* **THE EXERCISE**: Reproduce each line exactly. Skip none.

* **RECORDS FOR THE TASK**:
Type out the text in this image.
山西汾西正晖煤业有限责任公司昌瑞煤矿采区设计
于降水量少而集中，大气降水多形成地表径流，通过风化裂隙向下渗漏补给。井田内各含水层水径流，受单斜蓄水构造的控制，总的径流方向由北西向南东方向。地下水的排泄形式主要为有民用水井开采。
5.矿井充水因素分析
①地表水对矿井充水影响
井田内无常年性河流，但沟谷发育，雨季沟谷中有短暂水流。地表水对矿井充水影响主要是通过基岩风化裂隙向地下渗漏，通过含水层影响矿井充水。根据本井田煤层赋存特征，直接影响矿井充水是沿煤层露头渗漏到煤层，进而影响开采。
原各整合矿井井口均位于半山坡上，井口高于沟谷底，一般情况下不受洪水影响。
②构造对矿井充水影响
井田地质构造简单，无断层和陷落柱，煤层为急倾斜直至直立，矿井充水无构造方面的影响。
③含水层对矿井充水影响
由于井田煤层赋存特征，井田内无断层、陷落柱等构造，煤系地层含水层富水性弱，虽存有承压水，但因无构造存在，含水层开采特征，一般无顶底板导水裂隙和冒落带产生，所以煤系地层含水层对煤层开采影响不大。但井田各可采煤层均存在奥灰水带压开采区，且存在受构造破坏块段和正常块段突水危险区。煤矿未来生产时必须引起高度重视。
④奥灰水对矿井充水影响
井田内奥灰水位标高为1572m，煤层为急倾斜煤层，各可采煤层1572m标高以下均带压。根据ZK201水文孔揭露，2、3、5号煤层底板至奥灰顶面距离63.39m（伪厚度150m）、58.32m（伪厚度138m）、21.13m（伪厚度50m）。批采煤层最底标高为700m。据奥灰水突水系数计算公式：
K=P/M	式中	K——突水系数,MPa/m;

* **RIGHT ANSWER**:
Type out the text in this image.
山西汾西正晖煤业有限责任公司昌瑞煤矿采区设计
于降水量少而集中，大气降水多形成地表径流，通过风化裂隙向下渗漏补给。井田内各含水层水径流，受单斜蓄水构造的控制，总的径流方向由北西向南东方向。地下水的排泄形式主要为有民用水井开采。
5.矿井充水因素分析
①地表水对矿井充水影响
井田内无常年性河流，但沟谷发育，雨季沟谷中有短暂水流。地表水对矿井充水影响主要是通过基岩风化裂隙向地下渗漏，通过含水层影响矿井充水。根据本井田煤层赋存特征，直接影响矿井充水是沿煤层露头渗漏到煤层，进而影响开采。
原各整合矿井井口均位于半山坡上，井口高于沟谷底，一般情况下不受洪水影响。
②构造对矿井充水影响
井田地质构造简单，无断层和陷落柱，煤层为急倾斜直至直立，矿井充水无构造方面的影响。
③含水层对矿井充水影响
由于井田煤层赋存特征，井田内无断层、陷落柱等构造，煤系地层含水层富水性弱，虽存有承压水，但因无构造存在，含水层开采特征，一般无顶底板导水裂隙和冒落带产生，所以煤系地层含水层对煤层开采影响不大。但井田各可采煤层均存在奥灰水带压开采区，且存在受构造破坏块段和正常块段突水危险区。煤矿未来生产时必须引起高度重视。
④奥灰水对矿井充水影响
井田内奥灰水位标高为1572m，煤层为急倾斜煤层，各可采煤层1572m标高以下均带压。根据ZK201水文孔揭露，2、3、5号煤层底板至奥灰顶面距离63.39m（伪厚度150m）、58.32m（伪厚度138m）、21.13m（伪厚度50m）。批采煤层最底标高为700m。据奥灰水突水系数计算公式：
K=P/M	式中	K——突水系数,MPa/m;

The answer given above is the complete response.